*PROBLEM TO SOLVE*: Determine the number of lines in these entries that hold the word "smartphone". Give the number and nothing more.

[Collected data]
________________________

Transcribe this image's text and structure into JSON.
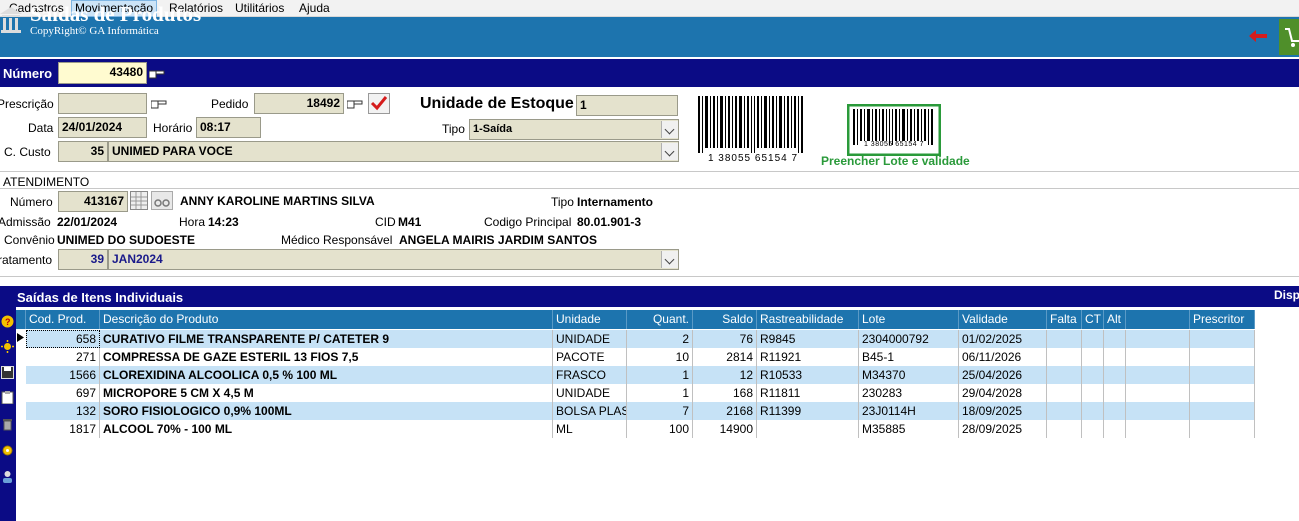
{
  "menu": [
    "Cadastros",
    "Movimentação",
    "Relatórios",
    "Utilitários",
    "Ajuda"
  ],
  "header": {
    "title": "Saídas de Produtos",
    "subtitle": "CopyRight© GA Informática"
  },
  "numero": {
    "label": "Número",
    "value": "43480"
  },
  "form": {
    "prescricao_label": "Prescrição",
    "prescricao_value": "",
    "pedido_label": "Pedido",
    "pedido_value": "18492",
    "unidade_label": "Unidade de Estoque",
    "unidade_value": "1",
    "data_label": "Data",
    "data_value": "24/01/2024",
    "horario_label": "Horário",
    "horario_value": "08:17",
    "tipo_label": "Tipo",
    "tipo_value": "1-Saída",
    "custo_label": "C. Custo",
    "custo_code": "35",
    "custo_value": "UNIMED PARA VOCE",
    "barcode_digits": "1  38055 65154  7",
    "barcode_small_digits": "1  38055 65154  7",
    "preencher_label": "Preencher Lote e validade"
  },
  "atendimento": {
    "title": "ATENDIMENTO",
    "numero_label": "Número",
    "numero_value": "413167",
    "patient_name": "ANNY KAROLINE MARTINS SILVA",
    "tipo_label": "Tipo",
    "tipo_value": "Internamento",
    "admissao_label": "Admissão",
    "admissao_value": "22/01/2024",
    "hora_label": "Hora",
    "hora_value": "14:23",
    "cid_label": "CID",
    "cid_value": "M41",
    "codigo_label": "Codigo Principal",
    "codigo_value": "80.01.901-3",
    "convenio_label": "Convênio",
    "convenio_value": "UNIMED DO SUDOESTE",
    "medico_label": "Médico Responsável",
    "medico_value": "ANGELA MAIRIS JARDIM SANTOS",
    "tratamento_label": "ratamento",
    "tratamento_code": "39",
    "tratamento_value": "JAN2024"
  },
  "grid": {
    "title": "Saídas de Itens Individuais",
    "right_label": "Disp",
    "columns": [
      "Cod. Prod.",
      "Descrição do Produto",
      "Unidade",
      "Quant.",
      "Saldo",
      "Rastreabilidade",
      "Lote",
      "Validade",
      "Falta",
      "CT",
      "Alt",
      "",
      "Prescritor"
    ],
    "rows": [
      [
        "658",
        "CURATIVO FILME TRANSPARENTE P/ CATETER 9",
        "UNIDADE",
        "2",
        "76",
        "R9845",
        "2304000792",
        "01/02/2025"
      ],
      [
        "271",
        "COMPRESSA DE GAZE ESTERIL 13 FIOS 7,5",
        "PACOTE",
        "10",
        "2814",
        "R11921",
        "B45-1",
        "06/11/2026"
      ],
      [
        "1566",
        "CLOREXIDINA ALCOOLICA 0,5 % 100 ML",
        "FRASCO",
        "1",
        "12",
        "R10533",
        "M34370",
        "25/04/2026"
      ],
      [
        "697",
        "MICROPORE  5 CM X 4,5 M",
        "UNIDADE",
        "1",
        "168",
        "R11811",
        "230283",
        "29/04/2028"
      ],
      [
        "132",
        "SORO FISIOLOGICO 0,9% 100ML",
        "BOLSA PLAS",
        "7",
        "2168",
        "R11399",
        "23J0114H",
        "18/09/2025"
      ],
      [
        "1817",
        "ALCOOL 70% - 100 ML",
        "ML",
        "100",
        "14900",
        "",
        "M35885",
        "28/09/2025"
      ]
    ]
  },
  "colors": {
    "header_blue": "#1d74ae",
    "navy": "#0b0b85",
    "row_highlight": "#c6e2f6",
    "field_bg": "#e4e2cd",
    "green": "#2a9a3a"
  }
}
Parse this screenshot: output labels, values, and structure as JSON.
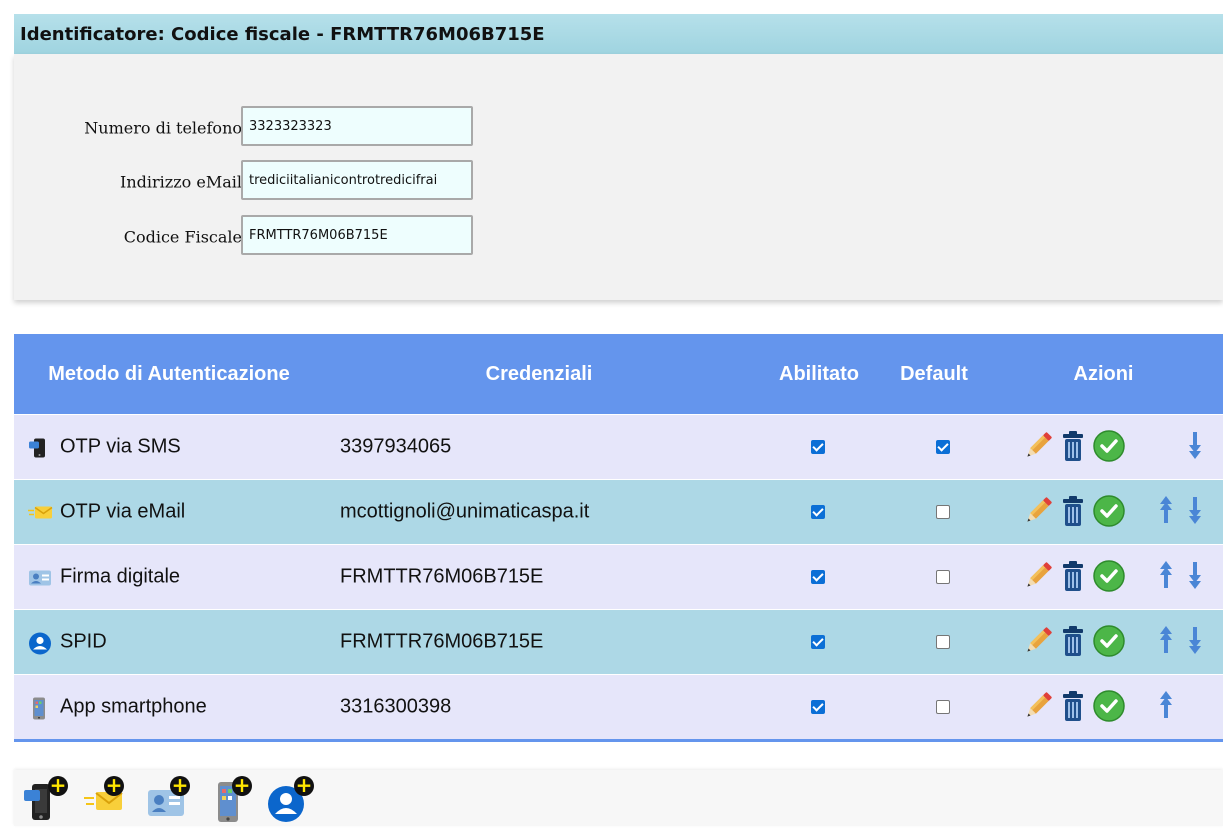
{
  "header": {
    "title": "Identificatore: Codice fiscale - FRMTTR76M06B715E"
  },
  "form": {
    "phone_label": "Numero di telefono",
    "phone_value": "3323323323",
    "email_label": "Indirizzo eMail",
    "email_value": "trediciitalianicontrotredicifrai",
    "cf_label": "Codice Fiscale",
    "cf_value": "FRMTTR76M06B715E"
  },
  "table": {
    "headers": {
      "method": "Metodo di Autenticazione",
      "credentials": "Credenziali",
      "enabled": "Abilitato",
      "default": "Default",
      "actions": "Azioni"
    },
    "rows": [
      {
        "method": "OTP via SMS",
        "icon": "sms-phone-icon",
        "credentials": "3397934065",
        "enabled": true,
        "default": true,
        "can_move_up": false,
        "can_move_down": true
      },
      {
        "method": "OTP via eMail",
        "icon": "email-envelope-icon",
        "credentials": "mcottignoli@unimaticaspa.it",
        "enabled": true,
        "default": false,
        "can_move_up": true,
        "can_move_down": true
      },
      {
        "method": "Firma digitale",
        "icon": "id-card-icon",
        "credentials": "FRMTTR76M06B715E",
        "enabled": true,
        "default": false,
        "can_move_up": true,
        "can_move_down": true
      },
      {
        "method": "SPID",
        "icon": "spid-user-icon",
        "credentials": "FRMTTR76M06B715E",
        "enabled": true,
        "default": false,
        "can_move_up": true,
        "can_move_down": true
      },
      {
        "method": "App smartphone",
        "icon": "smartphone-icon",
        "credentials": "3316300398",
        "enabled": true,
        "default": false,
        "can_move_up": true,
        "can_move_down": false
      }
    ]
  },
  "footer": {
    "add_buttons": [
      "add-sms-icon",
      "add-email-icon",
      "add-signature-icon",
      "add-smartphone-icon",
      "add-spid-icon"
    ]
  },
  "colors": {
    "header_bar": "#a8d8e3",
    "table_header": "#6495ed",
    "row_light": "#e6e6fa",
    "row_dark": "#add8e6",
    "checkbox_checked": "#0b6fd6"
  }
}
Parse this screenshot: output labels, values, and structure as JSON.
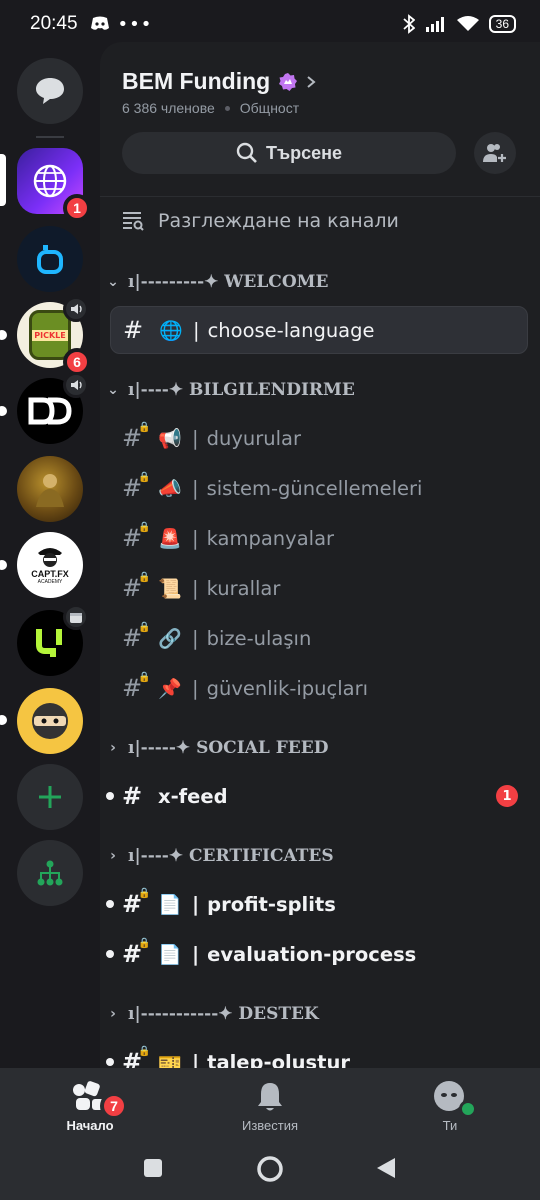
{
  "status": {
    "time": "20:45",
    "battery": "36"
  },
  "server_rail": {
    "servers": [
      {
        "name": "dm-home",
        "badge": ""
      },
      {
        "name": "globe-server",
        "badge": "1"
      },
      {
        "name": "blue-server",
        "badge": ""
      },
      {
        "name": "pickle-server",
        "badge": "6"
      },
      {
        "name": "dd-server",
        "badge": ""
      },
      {
        "name": "painting-server",
        "badge": ""
      },
      {
        "name": "captfx-server",
        "badge": ""
      },
      {
        "name": "green-server",
        "badge": ""
      },
      {
        "name": "ninja-server",
        "badge": ""
      }
    ],
    "captfx_label": "CAPT.FX",
    "captfx_sub": "ACADEMY",
    "pickle_label": "PICKLE"
  },
  "guild": {
    "name": "BEM Funding",
    "members": "6 386 членове",
    "type": "Общност",
    "search_label": "Търсене",
    "browse_label": "Разглеждане на канали"
  },
  "categories": {
    "welcome": "ı|---------✦ WELCOME",
    "bilgi": "ı|----✦ BILGILENDIRME",
    "social": "ı|-----✦ SOCIAL FEED",
    "certs": "ı|----✦ CERTIFICATES",
    "destek": "ı|-----------✦ DESTEK"
  },
  "channels": {
    "choose_language": {
      "emoji": "🌐",
      "name": "choose-language"
    },
    "duyurular": {
      "emoji": "📢",
      "name": "duyurular"
    },
    "sistem": {
      "emoji": "📣",
      "name": "sistem-güncellemeleri"
    },
    "kampanyalar": {
      "emoji": "🚨",
      "name": "kampanyalar"
    },
    "kurallar": {
      "emoji": "📜",
      "name": "kurallar"
    },
    "bize": {
      "emoji": "🔗",
      "name": "bize-ulaşın"
    },
    "guvenlik": {
      "emoji": "📌",
      "name": "güvenlik-ipuçları"
    },
    "xfeed": {
      "name": "x-feed",
      "badge": "1"
    },
    "profit": {
      "emoji": "📄",
      "name": "profit-splits"
    },
    "evaluation": {
      "emoji": "📄",
      "name": "evaluation-process"
    },
    "talep": {
      "emoji": "🎫",
      "name": "talep-oluştur"
    }
  },
  "bar_char": "|",
  "bottom_nav": {
    "home": "Начало",
    "home_badge": "7",
    "notifications": "Известия",
    "you": "Ти"
  },
  "colors": {
    "accent_red": "#f23f43",
    "panel": "#1e1f22",
    "rail": "#1a1a1e",
    "online": "#23a55a"
  }
}
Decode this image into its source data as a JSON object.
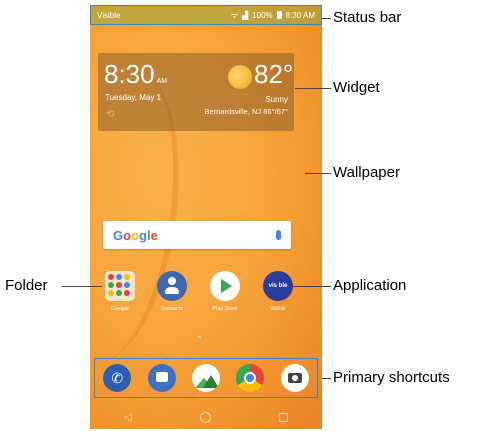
{
  "status_bar": {
    "carrier": "Visible",
    "battery": "100%",
    "time": "8:30 AM"
  },
  "widget": {
    "time": "8:30",
    "ampm": "AM",
    "date": "Tuesday, May 1",
    "temperature": "82°",
    "condition": "Sunny",
    "location": "Bernardsville, NJ 86°/67°"
  },
  "search": {
    "logo_letters": [
      "G",
      "o",
      "o",
      "g",
      "l",
      "e"
    ]
  },
  "apps": [
    {
      "label": "Google"
    },
    {
      "label": "Contacts"
    },
    {
      "label": "Play Store"
    },
    {
      "label": "Visible",
      "icon_text": "vis ble"
    }
  ],
  "dock": [
    "phone-icon",
    "messages-icon",
    "gallery-icon",
    "chrome-icon",
    "camera-icon"
  ],
  "callouts": {
    "status_bar": "Status bar",
    "widget": "Widget",
    "wallpaper": "Wallpaper",
    "folder": "Folder",
    "application": "Application",
    "primary_shortcuts": "Primary shortcuts"
  }
}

________________________

*FINAL RESULT*: 3